(Structured figure records)
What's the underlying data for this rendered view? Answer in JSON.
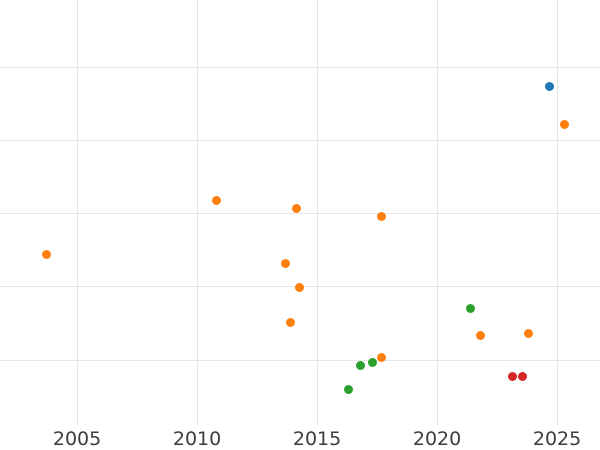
{
  "chart_data": {
    "type": "scatter",
    "title": "",
    "xlabel": "",
    "ylabel": "",
    "xlim": [
      2001.79,
      2026.79
    ],
    "ylim": [
      0.11,
      5.93
    ],
    "x_ticks": [
      2005,
      2010,
      2015,
      2020,
      2025
    ],
    "y_gridlines": [
      1,
      2,
      3,
      4,
      5
    ],
    "grid": true,
    "legend_position": "none",
    "background_color": "#ffffff",
    "gridline_color": "#e6e6e6",
    "tick_label_color": "#3d3d3d",
    "marker_diameter_px": 9,
    "series_colors": {
      "blue": "#1f77b4",
      "orange": "#ff7f0e",
      "green": "#2ca02c",
      "red": "#d62728"
    },
    "points": [
      {
        "x": 2003.71,
        "y": 2.45,
        "series": "orange"
      },
      {
        "x": 2010.79,
        "y": 3.18,
        "series": "orange"
      },
      {
        "x": 2013.67,
        "y": 2.32,
        "series": "orange"
      },
      {
        "x": 2013.88,
        "y": 1.51,
        "series": "orange"
      },
      {
        "x": 2014.13,
        "y": 3.07,
        "series": "orange"
      },
      {
        "x": 2014.25,
        "y": 1.99,
        "series": "orange"
      },
      {
        "x": 2016.29,
        "y": 0.59,
        "series": "green"
      },
      {
        "x": 2016.79,
        "y": 0.93,
        "series": "green"
      },
      {
        "x": 2017.33,
        "y": 0.96,
        "series": "green"
      },
      {
        "x": 2017.67,
        "y": 1.03,
        "series": "orange"
      },
      {
        "x": 2017.67,
        "y": 2.96,
        "series": "orange"
      },
      {
        "x": 2021.38,
        "y": 1.71,
        "series": "green"
      },
      {
        "x": 2021.83,
        "y": 1.34,
        "series": "orange"
      },
      {
        "x": 2023.13,
        "y": 0.77,
        "series": "red"
      },
      {
        "x": 2023.58,
        "y": 0.77,
        "series": "red"
      },
      {
        "x": 2023.83,
        "y": 1.36,
        "series": "orange"
      },
      {
        "x": 2024.67,
        "y": 4.75,
        "series": "blue"
      },
      {
        "x": 2025.29,
        "y": 4.22,
        "series": "orange"
      }
    ]
  }
}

◆ **WHAT IS REQUIRED**
Except for the pictures, print the data above exactly.

◆ **COMPLETE ANSWER**
What's the underlying data for this rendered view? Answer in JSON.
{
  "chart_data": {
    "type": "scatter",
    "title": "",
    "xlabel": "",
    "ylabel": "",
    "xlim": [
      2001.79,
      2026.79
    ],
    "ylim": [
      0.11,
      5.93
    ],
    "x_ticks": [
      2005,
      2010,
      2015,
      2020,
      2025
    ],
    "y_gridlines": [
      1,
      2,
      3,
      4,
      5
    ],
    "grid": true,
    "legend_position": "none",
    "background_color": "#ffffff",
    "gridline_color": "#e6e6e6",
    "tick_label_color": "#3d3d3d",
    "marker_diameter_px": 9,
    "series_colors": {
      "blue": "#1f77b4",
      "orange": "#ff7f0e",
      "green": "#2ca02c",
      "red": "#d62728"
    },
    "points": [
      {
        "x": 2003.71,
        "y": 2.45,
        "series": "orange"
      },
      {
        "x": 2010.79,
        "y": 3.18,
        "series": "orange"
      },
      {
        "x": 2013.67,
        "y": 2.32,
        "series": "orange"
      },
      {
        "x": 2013.88,
        "y": 1.51,
        "series": "orange"
      },
      {
        "x": 2014.13,
        "y": 3.07,
        "series": "orange"
      },
      {
        "x": 2014.25,
        "y": 1.99,
        "series": "orange"
      },
      {
        "x": 2016.29,
        "y": 0.59,
        "series": "green"
      },
      {
        "x": 2016.79,
        "y": 0.93,
        "series": "green"
      },
      {
        "x": 2017.33,
        "y": 0.96,
        "series": "green"
      },
      {
        "x": 2017.67,
        "y": 1.03,
        "series": "orange"
      },
      {
        "x": 2017.67,
        "y": 2.96,
        "series": "orange"
      },
      {
        "x": 2021.38,
        "y": 1.71,
        "series": "green"
      },
      {
        "x": 2021.83,
        "y": 1.34,
        "series": "orange"
      },
      {
        "x": 2023.13,
        "y": 0.77,
        "series": "red"
      },
      {
        "x": 2023.58,
        "y": 0.77,
        "series": "red"
      },
      {
        "x": 2023.83,
        "y": 1.36,
        "series": "orange"
      },
      {
        "x": 2024.67,
        "y": 4.75,
        "series": "blue"
      },
      {
        "x": 2025.29,
        "y": 4.22,
        "series": "orange"
      }
    ]
  }
}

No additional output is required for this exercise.